• Dataset entries

"""

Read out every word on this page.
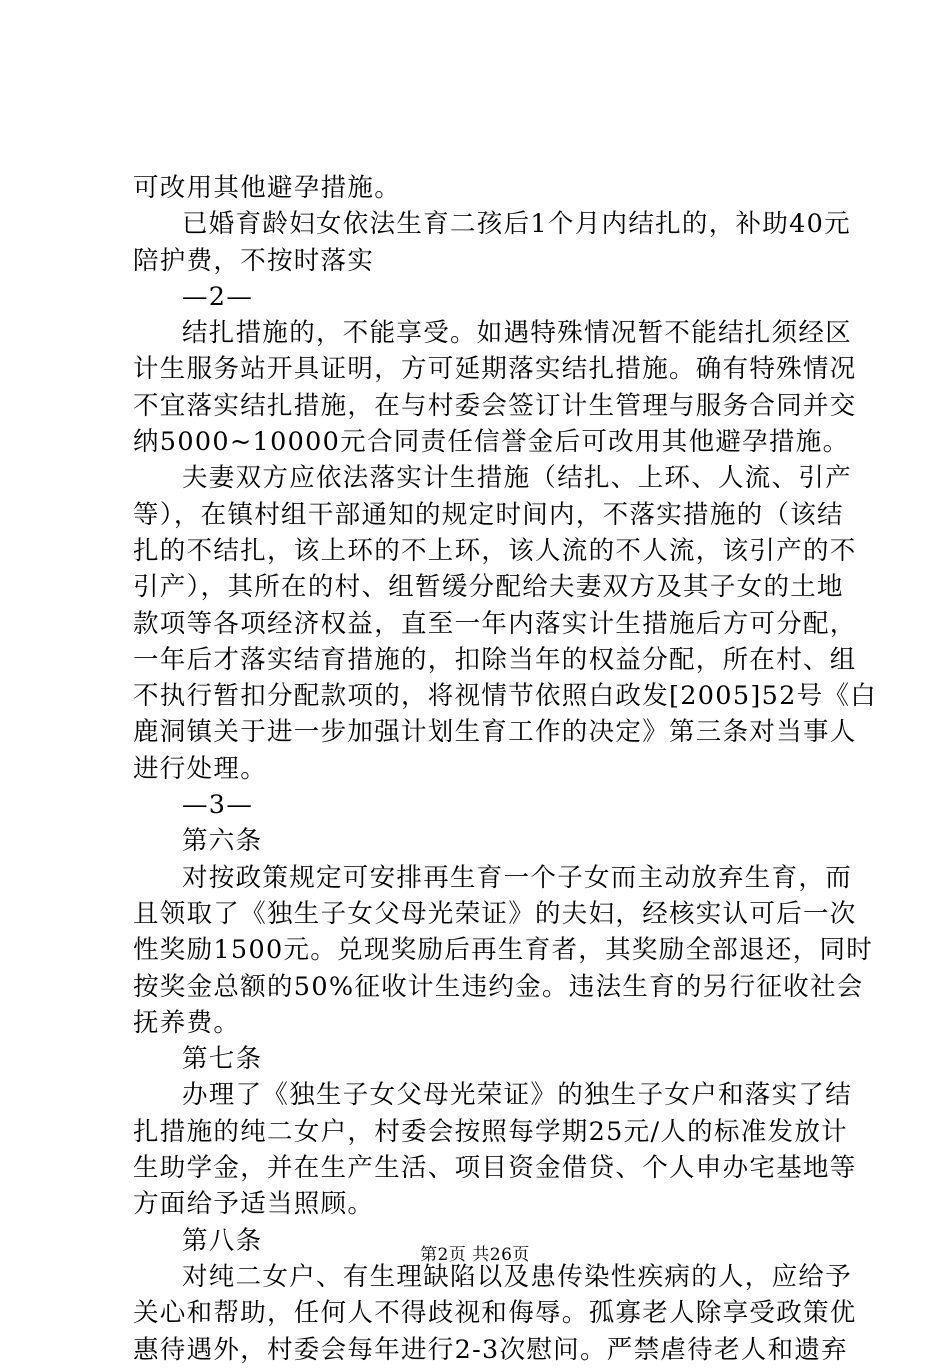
可改用其他避孕措施。
已婚育龄妇女依法生育二孩后1个月内结扎的，补助40元
陪护费，不按时落实
—2—
结扎措施的，不能享受。如遇特殊情况暂不能结扎须经区
计生服务站开具证明，方可延期落实结扎措施。确有特殊情况
不宜落实结扎措施，在与村委会签订计生管理与服务合同并交
纳5000~10000元合同责任信誉金后可改用其他避孕措施。
夫妻双方应依法落实计生措施（结扎、上环、人流、引产
等），在镇村组干部通知的规定时间内，不落实措施的（该结
扎的不结扎，该上环的不上环，该人流的不人流，该引产的不
引产），其所在的村、组暂缓分配给夫妻双方及其子女的土地
款项等各项经济权益，直至一年内落实计生措施后方可分配，
一年后才落实结育措施的，扣除当年的权益分配，所在村、组
不执行暂扣分配款项的，将视情节依照白政发[2005]52号《白
鹿洞镇关于进一步加强计划生育工作的决定》第三条对当事人
进行处理。
—3—
第六条
对按政策规定可安排再生育一个子女而主动放弃生育，而
且领取了《独生子女父母光荣证》的夫妇，经核实认可后一次
性奖励1500元。兑现奖励后再生育者，其奖励全部退还，同时
按奖金总额的50%征收计生违约金。违法生育的另行征收社会
抚养费。
第七条
办理了《独生子女父母光荣证》的独生子女户和落实了结
扎措施的纯二女户，村委会按照每学期25元/人的标准发放计
生助学金，并在生产生活、项目资金借贷、个人申办宅基地等
方面给予适当照顾。
第八条
对纯二女户、有生理缺陷以及患传染性疾病的人，应给予
关心和帮助，任何人不得歧视和侮辱。孤寡老人除享受政策优
惠待遇外，村委会每年进行2-3次慰问。严禁虐待老人和遗弃
第2页 共26页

"""

• WHAT TO PRODUCE
Above are records to transcribe exactly; leave their pictures out.

• RESPONSE TO THIS EXERCISE
Read out every word on this page.
可改用其他避孕措施。
已婚育龄妇女依法生育二孩后1个月内结扎的，补助40元
陪护费，不按时落实
—2—
结扎措施的，不能享受。如遇特殊情况暂不能结扎须经区
计生服务站开具证明，方可延期落实结扎措施。确有特殊情况
不宜落实结扎措施，在与村委会签订计生管理与服务合同并交
纳5000~10000元合同责任信誉金后可改用其他避孕措施。
夫妻双方应依法落实计生措施（结扎、上环、人流、引产
等），在镇村组干部通知的规定时间内，不落实措施的（该结
扎的不结扎，该上环的不上环，该人流的不人流，该引产的不
引产），其所在的村、组暂缓分配给夫妻双方及其子女的土地
款项等各项经济权益，直至一年内落实计生措施后方可分配，
一年后才落实结育措施的，扣除当年的权益分配，所在村、组
不执行暂扣分配款项的，将视情节依照白政发[2005]52号《白
鹿洞镇关于进一步加强计划生育工作的决定》第三条对当事人
进行处理。
—3—
第六条
对按政策规定可安排再生育一个子女而主动放弃生育，而
且领取了《独生子女父母光荣证》的夫妇，经核实认可后一次
性奖励1500元。兑现奖励后再生育者，其奖励全部退还，同时
按奖金总额的50%征收计生违约金。违法生育的另行征收社会
抚养费。
第七条
办理了《独生子女父母光荣证》的独生子女户和落实了结
扎措施的纯二女户，村委会按照每学期25元/人的标准发放计
生助学金，并在生产生活、项目资金借贷、个人申办宅基地等
方面给予适当照顾。
第八条
对纯二女户、有生理缺陷以及患传染性疾病的人，应给予
关心和帮助，任何人不得歧视和侮辱。孤寡老人除享受政策优
惠待遇外，村委会每年进行2-3次慰问。严禁虐待老人和遗弃
第2页 共26页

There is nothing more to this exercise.